Ice-Capades is a 1941 American comedy film directed by Joseph Santley and starring James Ellison, Phil Silvers, and Barbara Jo Allen. Its score, composed by Cy Feuer, was nominated for the Best Scoring of a Musical Picture. The film's sets were designed by the art director John Victor Mackay. It marked the screen debuts for the ice skaters Belita and Vera Ralston, both of whom went on to star in a number of films at Monogram and Republic respectively.

Plot
Bob Clemens is a cameraman for newsreels. Assigned to shoot the Swiss ice skater Karen Vadja, he arrives too late, so decides to film a woman skating on a different New York rink and pass her off as Karen.

The scheme backfires when promoter Larry Herman takes a look at Bob's film and decides to make the skater a star. Unfortunately, it's actually amateur (and illegal immigrant) Marie Bergin in the newsreel footage, not the great figure skater from Switzerland. Chaos ensues as Bob tries to straighten everybody out.

SUPPLIED MATERIAL.

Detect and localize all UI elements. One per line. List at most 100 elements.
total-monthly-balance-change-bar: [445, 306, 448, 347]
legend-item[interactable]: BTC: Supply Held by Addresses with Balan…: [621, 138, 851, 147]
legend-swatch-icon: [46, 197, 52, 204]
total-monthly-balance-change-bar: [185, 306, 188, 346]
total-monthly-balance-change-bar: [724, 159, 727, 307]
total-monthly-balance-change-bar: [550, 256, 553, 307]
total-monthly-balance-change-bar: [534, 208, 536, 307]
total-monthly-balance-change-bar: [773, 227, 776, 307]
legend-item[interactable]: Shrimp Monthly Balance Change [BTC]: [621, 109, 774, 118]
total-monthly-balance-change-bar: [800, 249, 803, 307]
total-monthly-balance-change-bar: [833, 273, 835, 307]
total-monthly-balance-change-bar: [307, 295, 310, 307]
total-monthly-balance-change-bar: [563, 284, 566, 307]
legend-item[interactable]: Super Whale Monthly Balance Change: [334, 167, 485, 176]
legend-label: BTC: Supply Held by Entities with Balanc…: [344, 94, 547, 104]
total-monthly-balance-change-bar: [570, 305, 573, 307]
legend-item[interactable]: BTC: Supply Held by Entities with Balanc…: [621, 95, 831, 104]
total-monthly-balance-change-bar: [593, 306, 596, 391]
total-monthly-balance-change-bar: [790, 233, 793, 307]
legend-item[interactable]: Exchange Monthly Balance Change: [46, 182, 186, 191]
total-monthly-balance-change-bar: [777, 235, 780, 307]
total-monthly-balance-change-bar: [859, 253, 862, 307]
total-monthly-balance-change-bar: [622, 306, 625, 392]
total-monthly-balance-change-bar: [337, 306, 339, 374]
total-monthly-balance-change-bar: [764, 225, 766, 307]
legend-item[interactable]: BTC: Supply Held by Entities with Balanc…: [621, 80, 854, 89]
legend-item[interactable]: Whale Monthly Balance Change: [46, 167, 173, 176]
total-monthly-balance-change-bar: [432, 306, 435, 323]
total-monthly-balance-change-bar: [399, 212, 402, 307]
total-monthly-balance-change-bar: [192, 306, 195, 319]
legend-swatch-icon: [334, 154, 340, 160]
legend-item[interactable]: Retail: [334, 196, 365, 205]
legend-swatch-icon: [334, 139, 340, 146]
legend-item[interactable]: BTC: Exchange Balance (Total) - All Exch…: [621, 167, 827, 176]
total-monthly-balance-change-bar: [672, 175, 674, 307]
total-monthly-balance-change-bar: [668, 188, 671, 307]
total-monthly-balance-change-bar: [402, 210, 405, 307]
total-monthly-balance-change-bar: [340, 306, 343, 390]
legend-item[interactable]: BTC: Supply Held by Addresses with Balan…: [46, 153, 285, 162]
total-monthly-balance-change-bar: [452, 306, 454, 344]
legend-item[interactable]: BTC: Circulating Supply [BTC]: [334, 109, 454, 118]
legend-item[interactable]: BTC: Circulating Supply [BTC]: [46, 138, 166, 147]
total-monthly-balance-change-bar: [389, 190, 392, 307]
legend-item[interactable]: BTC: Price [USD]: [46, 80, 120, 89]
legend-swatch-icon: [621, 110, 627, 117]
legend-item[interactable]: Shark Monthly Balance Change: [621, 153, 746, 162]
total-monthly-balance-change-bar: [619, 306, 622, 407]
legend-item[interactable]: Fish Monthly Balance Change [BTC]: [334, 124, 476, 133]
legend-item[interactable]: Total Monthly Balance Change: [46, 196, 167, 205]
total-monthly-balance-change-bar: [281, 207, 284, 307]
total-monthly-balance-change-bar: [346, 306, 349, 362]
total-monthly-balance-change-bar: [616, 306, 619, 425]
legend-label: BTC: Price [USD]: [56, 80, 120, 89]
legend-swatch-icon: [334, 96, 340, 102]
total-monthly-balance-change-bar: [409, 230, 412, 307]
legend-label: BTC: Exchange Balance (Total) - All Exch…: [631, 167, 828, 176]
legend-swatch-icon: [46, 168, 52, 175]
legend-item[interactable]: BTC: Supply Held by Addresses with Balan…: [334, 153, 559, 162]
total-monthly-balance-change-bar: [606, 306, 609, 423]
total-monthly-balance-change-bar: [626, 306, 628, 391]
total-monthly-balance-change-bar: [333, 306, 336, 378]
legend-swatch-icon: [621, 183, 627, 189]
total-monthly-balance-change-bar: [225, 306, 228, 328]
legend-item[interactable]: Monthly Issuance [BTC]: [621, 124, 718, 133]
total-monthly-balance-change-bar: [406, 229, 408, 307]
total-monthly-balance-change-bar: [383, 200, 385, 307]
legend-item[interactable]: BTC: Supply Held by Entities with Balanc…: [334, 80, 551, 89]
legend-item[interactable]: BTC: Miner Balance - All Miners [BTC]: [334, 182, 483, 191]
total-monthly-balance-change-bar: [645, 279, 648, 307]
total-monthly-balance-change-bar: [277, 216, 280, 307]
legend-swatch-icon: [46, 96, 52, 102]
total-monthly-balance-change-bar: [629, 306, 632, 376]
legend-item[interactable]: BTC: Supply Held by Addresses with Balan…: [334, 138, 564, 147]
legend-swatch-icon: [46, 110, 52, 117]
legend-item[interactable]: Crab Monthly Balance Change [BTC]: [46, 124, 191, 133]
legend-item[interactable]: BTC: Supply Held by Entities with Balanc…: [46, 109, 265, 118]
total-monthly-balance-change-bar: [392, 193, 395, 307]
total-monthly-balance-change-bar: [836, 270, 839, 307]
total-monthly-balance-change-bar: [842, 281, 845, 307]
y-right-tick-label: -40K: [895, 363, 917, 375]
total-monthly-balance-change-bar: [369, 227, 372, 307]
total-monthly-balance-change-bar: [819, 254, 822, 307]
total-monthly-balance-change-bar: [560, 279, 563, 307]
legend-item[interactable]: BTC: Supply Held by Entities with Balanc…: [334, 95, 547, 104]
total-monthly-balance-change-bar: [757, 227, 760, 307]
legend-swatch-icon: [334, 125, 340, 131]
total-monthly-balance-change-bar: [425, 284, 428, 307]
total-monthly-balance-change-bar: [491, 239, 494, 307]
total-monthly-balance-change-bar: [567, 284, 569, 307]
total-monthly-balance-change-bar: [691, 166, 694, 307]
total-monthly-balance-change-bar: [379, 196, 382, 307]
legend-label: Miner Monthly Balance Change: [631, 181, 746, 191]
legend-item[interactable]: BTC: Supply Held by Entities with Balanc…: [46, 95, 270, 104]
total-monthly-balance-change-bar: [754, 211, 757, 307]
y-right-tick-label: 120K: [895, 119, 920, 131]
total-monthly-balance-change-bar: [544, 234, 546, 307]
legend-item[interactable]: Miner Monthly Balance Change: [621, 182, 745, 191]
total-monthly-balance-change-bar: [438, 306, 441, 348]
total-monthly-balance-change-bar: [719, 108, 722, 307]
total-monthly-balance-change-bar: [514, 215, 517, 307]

WHAT YOU NEED TO DO.
**a)** Rewrite the Ice-Capades article from "Ice-Capades is a" up to and including "and Republic respectively.", putting "Joseph Kane" in place of "Joseph Santley".
**b)** Copy the rows character for character, from the first line of the rows up to and including the line with "total-monthly-balance-change-bar: [185, 306, 188, 346]".
The Ice-Capades article and the rows come from unrelated sources.

ANSWERS BY TASK.
**a)**
Ice-Capades is a 1941 American comedy film directed by Joseph Kane and starring James Ellison, Phil Silvers, and Barbara Jo Allen. Its score, composed by Cy Feuer, was nominated for the Best Scoring of a Musical Picture. The film's sets were designed by the art director John Victor Mackay. It marked the screen debuts for the ice skaters Belita and Vera Ralston, both of whom went on to star in a number of films at Monogram and Republic respectively.

**b)**
Detect and localize all UI elements. One per line. List at most 100 elements.
total-monthly-balance-change-bar: [445, 306, 448, 347]
legend-item[interactable]: BTC: Supply Held by Addresses with Balan…: [621, 138, 851, 147]
legend-swatch-icon: [46, 197, 52, 204]
total-monthly-balance-change-bar: [185, 306, 188, 346]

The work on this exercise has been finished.